The problem —
Read the records and gather each line that includes "JSON".

=== Rows ===

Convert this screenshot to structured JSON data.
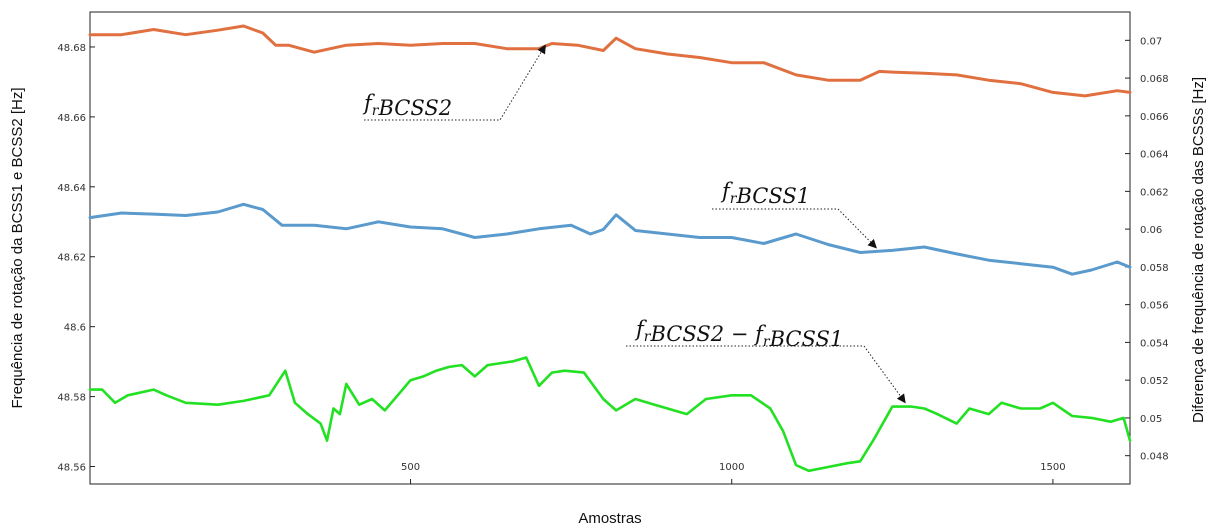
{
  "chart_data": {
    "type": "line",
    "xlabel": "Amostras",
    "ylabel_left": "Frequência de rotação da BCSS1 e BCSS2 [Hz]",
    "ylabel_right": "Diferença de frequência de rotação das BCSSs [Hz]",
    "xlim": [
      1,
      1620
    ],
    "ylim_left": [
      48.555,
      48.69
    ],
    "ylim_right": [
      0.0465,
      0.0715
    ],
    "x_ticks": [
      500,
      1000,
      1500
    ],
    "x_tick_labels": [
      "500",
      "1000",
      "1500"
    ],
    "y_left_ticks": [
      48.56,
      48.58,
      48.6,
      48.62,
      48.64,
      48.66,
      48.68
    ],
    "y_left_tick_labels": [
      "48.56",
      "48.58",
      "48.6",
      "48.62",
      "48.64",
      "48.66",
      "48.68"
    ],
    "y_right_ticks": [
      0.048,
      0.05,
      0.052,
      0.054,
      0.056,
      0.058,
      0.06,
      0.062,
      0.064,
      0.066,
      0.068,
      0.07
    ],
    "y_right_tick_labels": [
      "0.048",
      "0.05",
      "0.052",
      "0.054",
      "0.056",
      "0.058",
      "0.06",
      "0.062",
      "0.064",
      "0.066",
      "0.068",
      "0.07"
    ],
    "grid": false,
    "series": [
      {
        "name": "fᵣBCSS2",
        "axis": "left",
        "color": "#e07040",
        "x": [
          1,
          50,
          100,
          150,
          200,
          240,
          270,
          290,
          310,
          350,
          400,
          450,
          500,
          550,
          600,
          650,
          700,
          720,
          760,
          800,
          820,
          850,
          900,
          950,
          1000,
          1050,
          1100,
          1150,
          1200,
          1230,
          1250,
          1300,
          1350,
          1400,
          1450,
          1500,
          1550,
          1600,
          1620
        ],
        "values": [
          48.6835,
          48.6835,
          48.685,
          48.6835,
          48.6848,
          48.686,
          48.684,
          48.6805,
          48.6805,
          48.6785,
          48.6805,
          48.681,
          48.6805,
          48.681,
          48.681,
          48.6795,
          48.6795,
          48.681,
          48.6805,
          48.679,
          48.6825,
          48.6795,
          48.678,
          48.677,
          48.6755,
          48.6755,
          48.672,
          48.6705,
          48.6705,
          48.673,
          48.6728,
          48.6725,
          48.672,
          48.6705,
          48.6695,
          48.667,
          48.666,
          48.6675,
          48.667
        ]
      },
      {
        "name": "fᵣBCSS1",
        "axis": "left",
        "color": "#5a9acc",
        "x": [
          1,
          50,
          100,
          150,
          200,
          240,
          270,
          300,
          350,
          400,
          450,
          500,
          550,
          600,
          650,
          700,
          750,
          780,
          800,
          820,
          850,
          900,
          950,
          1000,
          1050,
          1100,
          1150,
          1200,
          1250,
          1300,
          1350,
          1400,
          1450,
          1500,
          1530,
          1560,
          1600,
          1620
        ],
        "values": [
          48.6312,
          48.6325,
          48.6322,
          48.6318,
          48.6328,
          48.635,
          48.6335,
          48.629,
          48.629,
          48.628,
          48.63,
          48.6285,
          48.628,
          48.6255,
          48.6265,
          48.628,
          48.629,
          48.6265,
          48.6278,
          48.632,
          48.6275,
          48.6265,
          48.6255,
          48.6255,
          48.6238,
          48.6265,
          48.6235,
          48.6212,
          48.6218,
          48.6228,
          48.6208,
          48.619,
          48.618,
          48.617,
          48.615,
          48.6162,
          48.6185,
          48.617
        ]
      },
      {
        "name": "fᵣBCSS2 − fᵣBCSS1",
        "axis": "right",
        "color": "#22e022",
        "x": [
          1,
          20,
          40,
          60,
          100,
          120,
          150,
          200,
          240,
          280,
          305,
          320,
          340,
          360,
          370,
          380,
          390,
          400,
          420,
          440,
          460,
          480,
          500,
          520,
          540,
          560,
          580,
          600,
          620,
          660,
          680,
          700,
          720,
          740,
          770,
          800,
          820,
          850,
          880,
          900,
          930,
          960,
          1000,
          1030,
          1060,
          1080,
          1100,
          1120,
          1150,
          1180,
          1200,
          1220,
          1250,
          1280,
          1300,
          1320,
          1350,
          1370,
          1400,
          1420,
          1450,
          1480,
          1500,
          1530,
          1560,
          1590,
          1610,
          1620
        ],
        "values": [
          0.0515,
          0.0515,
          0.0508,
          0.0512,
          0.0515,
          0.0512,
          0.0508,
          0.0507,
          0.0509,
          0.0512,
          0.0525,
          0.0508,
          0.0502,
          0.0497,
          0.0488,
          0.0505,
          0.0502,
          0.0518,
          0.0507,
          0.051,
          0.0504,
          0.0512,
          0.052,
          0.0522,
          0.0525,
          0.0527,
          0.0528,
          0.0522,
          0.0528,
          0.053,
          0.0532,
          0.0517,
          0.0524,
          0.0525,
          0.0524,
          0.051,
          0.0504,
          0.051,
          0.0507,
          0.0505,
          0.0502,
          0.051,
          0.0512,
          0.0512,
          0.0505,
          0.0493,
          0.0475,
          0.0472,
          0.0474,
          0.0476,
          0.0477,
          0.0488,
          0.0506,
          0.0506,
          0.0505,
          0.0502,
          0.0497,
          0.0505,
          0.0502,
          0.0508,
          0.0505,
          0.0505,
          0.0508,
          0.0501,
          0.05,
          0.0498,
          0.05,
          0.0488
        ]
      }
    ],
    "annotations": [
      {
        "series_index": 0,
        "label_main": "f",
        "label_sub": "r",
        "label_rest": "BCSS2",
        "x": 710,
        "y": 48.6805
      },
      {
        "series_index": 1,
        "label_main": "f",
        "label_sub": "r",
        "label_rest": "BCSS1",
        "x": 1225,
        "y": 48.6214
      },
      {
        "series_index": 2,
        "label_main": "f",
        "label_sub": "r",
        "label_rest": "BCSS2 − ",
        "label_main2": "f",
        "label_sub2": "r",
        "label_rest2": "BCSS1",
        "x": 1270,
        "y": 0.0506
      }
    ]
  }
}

===
=== Rows ===

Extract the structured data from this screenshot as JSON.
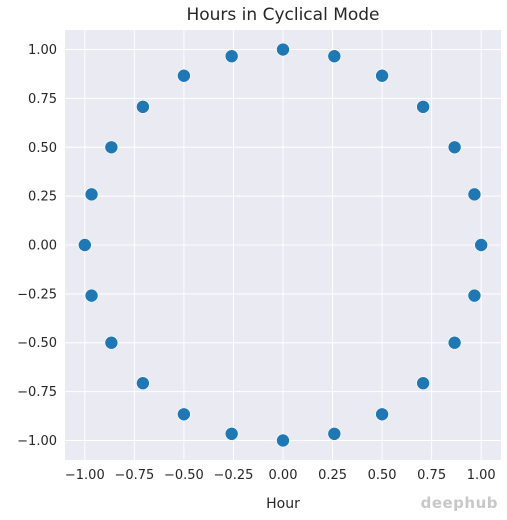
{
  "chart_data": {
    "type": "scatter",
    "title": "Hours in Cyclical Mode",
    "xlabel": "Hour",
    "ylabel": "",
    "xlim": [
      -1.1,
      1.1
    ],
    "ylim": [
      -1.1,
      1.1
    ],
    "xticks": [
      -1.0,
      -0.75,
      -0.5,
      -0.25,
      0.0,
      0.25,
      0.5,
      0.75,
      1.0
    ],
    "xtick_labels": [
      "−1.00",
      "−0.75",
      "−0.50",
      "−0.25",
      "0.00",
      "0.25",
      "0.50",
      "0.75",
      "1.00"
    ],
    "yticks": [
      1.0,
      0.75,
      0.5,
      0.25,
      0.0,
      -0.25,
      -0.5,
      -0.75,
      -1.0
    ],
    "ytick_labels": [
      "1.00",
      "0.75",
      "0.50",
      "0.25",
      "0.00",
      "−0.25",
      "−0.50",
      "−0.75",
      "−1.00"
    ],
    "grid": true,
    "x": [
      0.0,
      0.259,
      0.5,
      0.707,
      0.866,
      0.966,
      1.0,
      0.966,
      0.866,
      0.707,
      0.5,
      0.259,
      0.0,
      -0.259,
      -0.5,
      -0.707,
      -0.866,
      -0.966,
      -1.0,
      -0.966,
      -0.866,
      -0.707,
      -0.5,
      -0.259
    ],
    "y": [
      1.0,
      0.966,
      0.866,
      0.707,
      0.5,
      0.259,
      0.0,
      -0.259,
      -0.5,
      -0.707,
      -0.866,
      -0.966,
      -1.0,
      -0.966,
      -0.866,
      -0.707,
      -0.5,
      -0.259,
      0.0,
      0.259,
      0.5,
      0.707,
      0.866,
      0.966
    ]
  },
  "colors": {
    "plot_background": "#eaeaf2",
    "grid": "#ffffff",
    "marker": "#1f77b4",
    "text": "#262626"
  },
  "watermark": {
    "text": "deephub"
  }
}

===

The result —
Convert this screenshot to structured JSON data.
Extract the structured data from this screenshot as JSON.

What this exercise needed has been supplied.